> Problem details: Reproduce the entire listing word for word.

§ §

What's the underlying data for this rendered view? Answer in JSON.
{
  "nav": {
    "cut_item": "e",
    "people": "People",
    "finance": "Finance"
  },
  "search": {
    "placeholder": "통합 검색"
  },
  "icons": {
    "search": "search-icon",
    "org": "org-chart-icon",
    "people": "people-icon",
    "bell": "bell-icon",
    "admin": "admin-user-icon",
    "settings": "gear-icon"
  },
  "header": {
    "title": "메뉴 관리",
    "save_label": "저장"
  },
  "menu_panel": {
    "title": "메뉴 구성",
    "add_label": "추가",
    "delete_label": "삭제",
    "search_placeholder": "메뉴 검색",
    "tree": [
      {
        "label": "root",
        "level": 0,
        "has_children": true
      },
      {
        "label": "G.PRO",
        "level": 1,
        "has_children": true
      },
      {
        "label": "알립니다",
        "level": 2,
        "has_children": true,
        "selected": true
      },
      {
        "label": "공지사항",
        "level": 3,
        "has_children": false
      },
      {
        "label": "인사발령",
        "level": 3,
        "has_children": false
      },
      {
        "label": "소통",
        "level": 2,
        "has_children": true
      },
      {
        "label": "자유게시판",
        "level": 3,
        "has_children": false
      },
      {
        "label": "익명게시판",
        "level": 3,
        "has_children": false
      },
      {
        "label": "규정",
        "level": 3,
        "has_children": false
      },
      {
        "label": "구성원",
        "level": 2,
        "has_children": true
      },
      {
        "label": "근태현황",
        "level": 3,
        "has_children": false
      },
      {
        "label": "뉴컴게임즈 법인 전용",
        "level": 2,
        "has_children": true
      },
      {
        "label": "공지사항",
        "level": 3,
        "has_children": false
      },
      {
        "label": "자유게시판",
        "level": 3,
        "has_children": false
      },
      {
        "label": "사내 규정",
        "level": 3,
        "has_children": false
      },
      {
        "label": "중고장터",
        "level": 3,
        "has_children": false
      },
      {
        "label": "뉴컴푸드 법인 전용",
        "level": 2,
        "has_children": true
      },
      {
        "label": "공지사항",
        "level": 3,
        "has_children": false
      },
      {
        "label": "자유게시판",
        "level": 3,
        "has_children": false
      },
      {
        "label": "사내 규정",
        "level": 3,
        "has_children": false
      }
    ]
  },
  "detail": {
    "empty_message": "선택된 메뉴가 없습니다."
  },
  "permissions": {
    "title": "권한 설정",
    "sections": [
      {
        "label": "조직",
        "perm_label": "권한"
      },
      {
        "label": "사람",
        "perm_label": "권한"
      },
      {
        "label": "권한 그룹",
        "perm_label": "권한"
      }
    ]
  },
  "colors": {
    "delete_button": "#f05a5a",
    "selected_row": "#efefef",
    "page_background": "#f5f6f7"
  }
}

§ §

> Finished exercise:
What's the underlying data for this rendered view? Answer in JSON.
{
  "nav": {
    "cut_item": "e",
    "people": "People",
    "finance": "Finance"
  },
  "search": {
    "placeholder": "통합 검색"
  },
  "icons": {
    "search": "search-icon",
    "org": "org-chart-icon",
    "people": "people-icon",
    "bell": "bell-icon",
    "admin": "admin-user-icon",
    "settings": "gear-icon"
  },
  "header": {
    "title": "메뉴 관리",
    "save_label": "저장"
  },
  "menu_panel": {
    "title": "메뉴 구성",
    "add_label": "추가",
    "delete_label": "삭제",
    "search_placeholder": "메뉴 검색",
    "tree": [
      {
        "label": "root",
        "level": 0,
        "has_children": true
      },
      {
        "label": "G.PRO",
        "level": 1,
        "has_children": true
      },
      {
        "label": "알립니다",
        "level": 2,
        "has_children": true,
        "selected": true
      },
      {
        "label": "공지사항",
        "level": 3,
        "has_children": false
      },
      {
        "label": "인사발령",
        "level": 3,
        "has_children": false
      },
      {
        "label": "소통",
        "level": 2,
        "has_children": true
      },
      {
        "label": "자유게시판",
        "level": 3,
        "has_children": false
      },
      {
        "label": "익명게시판",
        "level": 3,
        "has_children": false
      },
      {
        "label": "규정",
        "level": 3,
        "has_children": false
      },
      {
        "label": "구성원",
        "level": 2,
        "has_children": true
      },
      {
        "label": "근태현황",
        "level": 3,
        "has_children": false
      },
      {
        "label": "뉴컴게임즈 법인 전용",
        "level": 2,
        "has_children": true
      },
      {
        "label": "공지사항",
        "level": 3,
        "has_children": false
      },
      {
        "label": "자유게시판",
        "level": 3,
        "has_children": false
      },
      {
        "label": "사내 규정",
        "level": 3,
        "has_children": false
      },
      {
        "label": "중고장터",
        "level": 3,
        "has_children": false
      },
      {
        "label": "뉴컴푸드 법인 전용",
        "level": 2,
        "has_children": true
      },
      {
        "label": "공지사항",
        "level": 3,
        "has_children": false
      },
      {
        "label": "자유게시판",
        "level": 3,
        "has_children": false
      },
      {
        "label": "사내 규정",
        "level": 3,
        "has_children": false
      }
    ]
  },
  "detail": {
    "empty_message": "선택된 메뉴가 없습니다."
  },
  "permissions": {
    "title": "권한 설정",
    "sections": [
      {
        "label": "조직",
        "perm_label": "권한"
      },
      {
        "label": "사람",
        "perm_label": "권한"
      },
      {
        "label": "권한 그룹",
        "perm_label": "권한"
      }
    ]
  },
  "colors": {
    "delete_button": "#f05a5a",
    "selected_row": "#efefef",
    "page_background": "#f5f6f7"
  }
}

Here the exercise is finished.